WHAT YOU SHOULD DO: Each line that follows is to be retyped exactly.

SOURCE DATA:

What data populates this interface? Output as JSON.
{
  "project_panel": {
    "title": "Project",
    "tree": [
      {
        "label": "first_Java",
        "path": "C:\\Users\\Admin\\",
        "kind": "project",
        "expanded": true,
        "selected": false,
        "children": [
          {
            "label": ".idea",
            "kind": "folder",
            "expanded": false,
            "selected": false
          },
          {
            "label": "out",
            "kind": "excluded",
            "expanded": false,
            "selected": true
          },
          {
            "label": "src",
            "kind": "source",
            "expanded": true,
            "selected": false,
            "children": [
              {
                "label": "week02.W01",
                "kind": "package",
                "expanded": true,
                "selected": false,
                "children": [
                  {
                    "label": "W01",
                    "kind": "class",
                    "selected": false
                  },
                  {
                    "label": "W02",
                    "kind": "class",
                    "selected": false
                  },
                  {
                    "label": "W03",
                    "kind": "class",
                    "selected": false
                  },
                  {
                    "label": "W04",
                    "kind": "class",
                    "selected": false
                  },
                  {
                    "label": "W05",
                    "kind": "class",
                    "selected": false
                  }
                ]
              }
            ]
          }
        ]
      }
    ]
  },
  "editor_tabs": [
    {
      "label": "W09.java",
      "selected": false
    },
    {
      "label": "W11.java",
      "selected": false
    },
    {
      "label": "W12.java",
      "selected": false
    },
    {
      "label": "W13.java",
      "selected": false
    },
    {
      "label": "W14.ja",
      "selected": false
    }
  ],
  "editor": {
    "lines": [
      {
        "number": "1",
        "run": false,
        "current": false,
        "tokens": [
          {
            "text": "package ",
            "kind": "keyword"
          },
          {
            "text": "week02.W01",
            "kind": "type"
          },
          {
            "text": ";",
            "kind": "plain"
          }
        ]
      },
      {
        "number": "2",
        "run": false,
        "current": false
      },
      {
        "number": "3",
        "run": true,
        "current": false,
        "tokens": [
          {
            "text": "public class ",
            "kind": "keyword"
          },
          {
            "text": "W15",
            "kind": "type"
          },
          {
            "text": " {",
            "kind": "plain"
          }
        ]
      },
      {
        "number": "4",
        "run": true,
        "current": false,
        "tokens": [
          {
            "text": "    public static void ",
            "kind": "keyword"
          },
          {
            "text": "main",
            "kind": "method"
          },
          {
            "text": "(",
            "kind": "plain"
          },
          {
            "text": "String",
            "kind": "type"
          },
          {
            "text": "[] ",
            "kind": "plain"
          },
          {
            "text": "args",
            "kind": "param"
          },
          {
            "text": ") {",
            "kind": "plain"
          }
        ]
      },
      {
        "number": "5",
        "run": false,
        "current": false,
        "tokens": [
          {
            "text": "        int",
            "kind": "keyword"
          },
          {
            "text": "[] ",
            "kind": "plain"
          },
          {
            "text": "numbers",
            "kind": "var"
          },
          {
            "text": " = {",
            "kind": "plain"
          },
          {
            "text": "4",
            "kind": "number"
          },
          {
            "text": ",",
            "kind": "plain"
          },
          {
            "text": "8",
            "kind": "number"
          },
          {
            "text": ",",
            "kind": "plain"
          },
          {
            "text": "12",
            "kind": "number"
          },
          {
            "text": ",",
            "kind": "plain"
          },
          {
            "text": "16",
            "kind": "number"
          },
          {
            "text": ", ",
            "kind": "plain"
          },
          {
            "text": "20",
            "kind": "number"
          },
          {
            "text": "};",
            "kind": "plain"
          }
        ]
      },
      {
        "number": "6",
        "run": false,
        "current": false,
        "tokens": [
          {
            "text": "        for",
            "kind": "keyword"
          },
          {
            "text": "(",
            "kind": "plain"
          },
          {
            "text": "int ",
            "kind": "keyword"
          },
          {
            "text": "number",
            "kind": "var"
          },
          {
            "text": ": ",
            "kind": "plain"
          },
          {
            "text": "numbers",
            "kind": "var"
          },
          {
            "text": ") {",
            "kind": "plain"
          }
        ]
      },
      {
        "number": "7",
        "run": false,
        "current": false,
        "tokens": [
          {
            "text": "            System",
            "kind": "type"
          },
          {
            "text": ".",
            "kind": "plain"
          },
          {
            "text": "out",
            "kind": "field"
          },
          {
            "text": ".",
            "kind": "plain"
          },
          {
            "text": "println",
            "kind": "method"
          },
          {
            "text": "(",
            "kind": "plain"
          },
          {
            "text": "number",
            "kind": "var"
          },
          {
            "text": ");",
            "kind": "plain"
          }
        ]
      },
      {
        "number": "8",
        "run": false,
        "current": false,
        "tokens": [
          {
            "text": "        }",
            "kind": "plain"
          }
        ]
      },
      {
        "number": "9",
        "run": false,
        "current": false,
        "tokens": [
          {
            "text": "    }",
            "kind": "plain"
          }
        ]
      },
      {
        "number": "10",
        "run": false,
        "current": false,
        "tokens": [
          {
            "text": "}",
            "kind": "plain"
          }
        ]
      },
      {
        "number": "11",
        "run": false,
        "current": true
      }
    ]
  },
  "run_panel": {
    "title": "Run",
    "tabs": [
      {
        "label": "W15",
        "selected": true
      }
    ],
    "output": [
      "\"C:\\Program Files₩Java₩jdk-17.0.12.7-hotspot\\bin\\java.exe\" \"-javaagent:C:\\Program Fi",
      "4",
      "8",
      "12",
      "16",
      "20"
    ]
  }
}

COMPLETED TASK:
What data populates this interface? Output as JSON.
{
  "project_panel": {
    "title": "Project",
    "tree": [
      {
        "label": "first_Java",
        "path": "C:\\Users\\Admin\\",
        "kind": "project",
        "expanded": true,
        "selected": false,
        "children": [
          {
            "label": ".idea",
            "kind": "folder",
            "expanded": false,
            "selected": false
          },
          {
            "label": "out",
            "kind": "excluded",
            "expanded": false,
            "selected": true
          },
          {
            "label": "src",
            "kind": "source",
            "expanded": true,
            "selected": false,
            "children": [
              {
                "label": "week02.W01",
                "kind": "package",
                "expanded": true,
                "selected": false,
                "children": [
                  {
                    "label": "W01",
                    "kind": "class",
                    "selected": false
                  },
                  {
                    "label": "W02",
                    "kind": "class",
                    "selected": false
                  },
                  {
                    "label": "W03",
                    "kind": "class",
                    "selected": false
                  },
                  {
                    "label": "W04",
                    "kind": "class",
                    "selected": false
                  },
                  {
                    "label": "W05",
                    "kind": "class",
                    "selected": false
                  }
                ]
              }
            ]
          }
        ]
      }
    ]
  },
  "editor_tabs": [
    {
      "label": "W09.java",
      "selected": false
    },
    {
      "label": "W11.java",
      "selected": false
    },
    {
      "label": "W12.java",
      "selected": false
    },
    {
      "label": "W13.java",
      "selected": false
    },
    {
      "label": "W14.ja",
      "selected": false
    }
  ],
  "editor": {
    "lines": [
      {
        "number": "1",
        "run": false,
        "current": false,
        "tokens": [
          {
            "text": "package ",
            "kind": "keyword"
          },
          {
            "text": "week02.W01",
            "kind": "type"
          },
          {
            "text": ";",
            "kind": "plain"
          }
        ]
      },
      {
        "number": "2",
        "run": false,
        "current": false
      },
      {
        "number": "3",
        "run": true,
        "current": false,
        "tokens": [
          {
            "text": "public class ",
            "kind": "keyword"
          },
          {
            "text": "W15",
            "kind": "type"
          },
          {
            "text": " {",
            "kind": "plain"
          }
        ]
      },
      {
        "number": "4",
        "run": true,
        "current": false,
        "tokens": [
          {
            "text": "    public static void ",
            "kind": "keyword"
          },
          {
            "text": "main",
            "kind": "method"
          },
          {
            "text": "(",
            "kind": "plain"
          },
          {
            "text": "String",
            "kind": "type"
          },
          {
            "text": "[] ",
            "kind": "plain"
          },
          {
            "text": "args",
            "kind": "param"
          },
          {
            "text": ") {",
            "kind": "plain"
          }
        ]
      },
      {
        "number": "5",
        "run": false,
        "current": false,
        "tokens": [
          {
            "text": "        int",
            "kind": "keyword"
          },
          {
            "text": "[] ",
            "kind": "plain"
          },
          {
            "text": "numbers",
            "kind": "var"
          },
          {
            "text": " = {",
            "kind": "plain"
          },
          {
            "text": "4",
            "kind": "number"
          },
          {
            "text": ",",
            "kind": "plain"
          },
          {
            "text": "8",
            "kind": "number"
          },
          {
            "text": ",",
            "kind": "plain"
          },
          {
            "text": "12",
            "kind": "number"
          },
          {
            "text": ",",
            "kind": "plain"
          },
          {
            "text": "16",
            "kind": "number"
          },
          {
            "text": ", ",
            "kind": "plain"
          },
          {
            "text": "20",
            "kind": "number"
          },
          {
            "text": "};",
            "kind": "plain"
          }
        ]
      },
      {
        "number": "6",
        "run": false,
        "current": false,
        "tokens": [
          {
            "text": "        for",
            "kind": "keyword"
          },
          {
            "text": "(",
            "kind": "plain"
          },
          {
            "text": "int ",
            "kind": "keyword"
          },
          {
            "text": "number",
            "kind": "var"
          },
          {
            "text": ": ",
            "kind": "plain"
          },
          {
            "text": "numbers",
            "kind": "var"
          },
          {
            "text": ") {",
            "kind": "plain"
          }
        ]
      },
      {
        "number": "7",
        "run": false,
        "current": false,
        "tokens": [
          {
            "text": "            System",
            "kind": "type"
          },
          {
            "text": ".",
            "kind": "plain"
          },
          {
            "text": "out",
            "kind": "field"
          },
          {
            "text": ".",
            "kind": "plain"
          },
          {
            "text": "println",
            "kind": "method"
          },
          {
            "text": "(",
            "kind": "plain"
          },
          {
            "text": "number",
            "kind": "var"
          },
          {
            "text": ");",
            "kind": "plain"
          }
        ]
      },
      {
        "number": "8",
        "run": false,
        "current": false,
        "tokens": [
          {
            "text": "        }",
            "kind": "plain"
          }
        ]
      },
      {
        "number": "9",
        "run": false,
        "current": false,
        "tokens": [
          {
            "text": "    }",
            "kind": "plain"
          }
        ]
      },
      {
        "number": "10",
        "run": false,
        "current": false,
        "tokens": [
          {
            "text": "}",
            "kind": "plain"
          }
        ]
      },
      {
        "number": "11",
        "run": false,
        "current": true
      }
    ]
  },
  "run_panel": {
    "title": "Run",
    "tabs": [
      {
        "label": "W15",
        "selected": true
      }
    ],
    "output": [
      "\"C:\\Program Files₩Java₩jdk-17.0.12.7-hotspot\\bin\\java.exe\" \"-javaagent:C:\\Program Fi",
      "4",
      "8",
      "12",
      "16",
      "20"
    ]
  }
}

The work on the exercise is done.